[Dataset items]
· · ·

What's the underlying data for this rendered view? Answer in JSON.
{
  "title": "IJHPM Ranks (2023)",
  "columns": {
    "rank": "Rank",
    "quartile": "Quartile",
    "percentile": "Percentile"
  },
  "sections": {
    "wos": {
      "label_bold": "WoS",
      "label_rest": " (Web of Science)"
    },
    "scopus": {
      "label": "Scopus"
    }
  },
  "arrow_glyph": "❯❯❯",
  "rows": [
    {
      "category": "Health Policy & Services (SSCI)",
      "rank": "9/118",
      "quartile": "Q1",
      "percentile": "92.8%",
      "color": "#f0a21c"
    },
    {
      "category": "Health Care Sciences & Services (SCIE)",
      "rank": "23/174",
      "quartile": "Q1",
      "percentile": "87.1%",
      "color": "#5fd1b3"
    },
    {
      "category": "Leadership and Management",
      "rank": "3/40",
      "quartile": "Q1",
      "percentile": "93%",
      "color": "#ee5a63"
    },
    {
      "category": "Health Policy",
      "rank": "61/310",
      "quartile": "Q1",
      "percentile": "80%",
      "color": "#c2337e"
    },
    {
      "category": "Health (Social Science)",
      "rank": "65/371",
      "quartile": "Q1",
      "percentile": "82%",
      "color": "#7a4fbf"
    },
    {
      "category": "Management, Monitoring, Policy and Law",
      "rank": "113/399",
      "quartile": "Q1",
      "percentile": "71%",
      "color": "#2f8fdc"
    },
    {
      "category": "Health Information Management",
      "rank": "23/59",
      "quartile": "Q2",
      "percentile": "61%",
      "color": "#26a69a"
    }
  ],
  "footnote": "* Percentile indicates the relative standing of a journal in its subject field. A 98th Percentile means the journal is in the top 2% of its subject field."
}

· · ·

• _TO BE DONE_: Give back each line above precisely as it stands.

• _FULL ANSWER_:
What's the underlying data for this rendered view? Answer in JSON.
{
  "title": "IJHPM Ranks (2023)",
  "columns": {
    "rank": "Rank",
    "quartile": "Quartile",
    "percentile": "Percentile"
  },
  "sections": {
    "wos": {
      "label_bold": "WoS",
      "label_rest": " (Web of Science)"
    },
    "scopus": {
      "label": "Scopus"
    }
  },
  "arrow_glyph": "❯❯❯",
  "rows": [
    {
      "category": "Health Policy & Services (SSCI)",
      "rank": "9/118",
      "quartile": "Q1",
      "percentile": "92.8%",
      "color": "#f0a21c"
    },
    {
      "category": "Health Care Sciences & Services (SCIE)",
      "rank": "23/174",
      "quartile": "Q1",
      "percentile": "87.1%",
      "color": "#5fd1b3"
    },
    {
      "category": "Leadership and Management",
      "rank": "3/40",
      "quartile": "Q1",
      "percentile": "93%",
      "color": "#ee5a63"
    },
    {
      "category": "Health Policy",
      "rank": "61/310",
      "quartile": "Q1",
      "percentile": "80%",
      "color": "#c2337e"
    },
    {
      "category": "Health (Social Science)",
      "rank": "65/371",
      "quartile": "Q1",
      "percentile": "82%",
      "color": "#7a4fbf"
    },
    {
      "category": "Management, Monitoring, Policy and Law",
      "rank": "113/399",
      "quartile": "Q1",
      "percentile": "71%",
      "color": "#2f8fdc"
    },
    {
      "category": "Health Information Management",
      "rank": "23/59",
      "quartile": "Q2",
      "percentile": "61%",
      "color": "#26a69a"
    }
  ],
  "footnote": "* Percentile indicates the relative standing of a journal in its subject field. A 98th Percentile means the journal is in the top 2% of its subject field."
}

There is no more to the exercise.